WRITTEN EXERCISE>
Each record is to be printed again precisely as it reads.

GIVEN DATA>
"""

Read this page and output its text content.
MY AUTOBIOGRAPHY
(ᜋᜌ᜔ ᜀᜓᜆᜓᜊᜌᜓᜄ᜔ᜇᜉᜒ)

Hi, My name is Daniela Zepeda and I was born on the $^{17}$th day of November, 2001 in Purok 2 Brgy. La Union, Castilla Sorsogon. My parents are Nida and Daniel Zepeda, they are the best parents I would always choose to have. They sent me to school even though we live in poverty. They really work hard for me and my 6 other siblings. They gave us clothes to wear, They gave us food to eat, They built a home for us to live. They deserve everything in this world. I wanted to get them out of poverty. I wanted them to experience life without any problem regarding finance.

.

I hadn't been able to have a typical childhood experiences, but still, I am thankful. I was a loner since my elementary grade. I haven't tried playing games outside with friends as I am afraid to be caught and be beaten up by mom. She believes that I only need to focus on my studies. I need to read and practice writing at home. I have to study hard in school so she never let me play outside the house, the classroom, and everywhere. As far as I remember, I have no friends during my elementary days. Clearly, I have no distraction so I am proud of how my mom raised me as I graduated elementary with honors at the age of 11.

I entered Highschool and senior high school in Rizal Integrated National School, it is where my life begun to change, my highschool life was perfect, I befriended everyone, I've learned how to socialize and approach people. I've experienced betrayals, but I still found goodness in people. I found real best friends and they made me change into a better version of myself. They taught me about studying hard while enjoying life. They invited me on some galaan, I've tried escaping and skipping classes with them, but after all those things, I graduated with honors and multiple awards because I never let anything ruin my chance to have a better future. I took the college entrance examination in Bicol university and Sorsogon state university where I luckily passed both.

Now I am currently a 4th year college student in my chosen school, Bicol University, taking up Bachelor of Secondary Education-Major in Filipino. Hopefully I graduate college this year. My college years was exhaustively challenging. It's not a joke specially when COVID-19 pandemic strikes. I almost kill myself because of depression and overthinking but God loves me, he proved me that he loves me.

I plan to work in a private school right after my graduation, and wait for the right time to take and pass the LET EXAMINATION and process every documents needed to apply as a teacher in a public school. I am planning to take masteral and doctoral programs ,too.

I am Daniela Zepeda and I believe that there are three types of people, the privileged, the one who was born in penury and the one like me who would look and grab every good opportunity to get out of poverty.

"""

RESULT>
Read this page and output its text content.
MY AUTOBIOGRAPHY
(ᜋᜌ᜔ ᜀᜓᜆᜓᜊᜌᜓᜄ᜔ᜇᜉᜒ)

Hi, My name is Daniela Zepeda and I was born on the $^{17}$th day of November, 2001 in Purok 2 Brgy. La Union, Castilla Sorsogon. My parents are Nida and Daniel Zepeda, they are the best parents I would always choose to have. They sent me to school even though we live in poverty. They really work hard for me and my 6 other siblings. They gave us clothes to wear, They gave us food to eat, They built a home for us to live. They deserve everything in this world. I wanted to get them out of poverty. I wanted them to experience life without any problem regarding finance.

.

I hadn't been able to have a typical childhood experiences, but still, I am thankful. I was a loner since my elementary grade. I haven't tried playing games outside with friends as I am afraid to be caught and be beaten up by mom. She believes that I only need to focus on my studies. I need to read and practice writing at home. I have to study hard in school so she never let me play outside the house, the classroom, and everywhere. As far as I remember, I have no friends during my elementary days. Clearly, I have no distraction so I am proud of how my mom raised me as I graduated elementary with honors at the age of 11.

I entered Highschool and senior high school in Rizal Integrated National School, it is where my life begun to change, my highschool life was perfect, I befriended everyone, I've learned how to socialize and approach people. I've experienced betrayals, but I still found goodness in people. I found real best friends and they made me change into a better version of myself. They taught me about studying hard while enjoying life. They invited me on some galaan, I've tried escaping and skipping classes with them, but after all those things, I graduated with honors and multiple awards because I never let anything ruin my chance to have a better future. I took the college entrance examination in Bicol university and Sorsogon state university where I luckily passed both.

Now I am currently a 4th year college student in my chosen school, Bicol University, taking up Bachelor of Secondary Education-Major in Filipino. Hopefully I graduate college this year. My college years was exhaustively challenging. It's not a joke specially when COVID-19 pandemic strikes. I almost kill myself because of depression and overthinking but God loves me, he proved me that he loves me.

I plan to work in a private school right after my graduation, and wait for the right time to take and pass the LET EXAMINATION and process every documents needed to apply as a teacher in a public school. I am planning to take masteral and doctoral programs ,too.

I am Daniela Zepeda and I believe that there are three types of people, the privileged, the one who was born in penury and the one like me who would look and grab every good opportunity to get out of poverty.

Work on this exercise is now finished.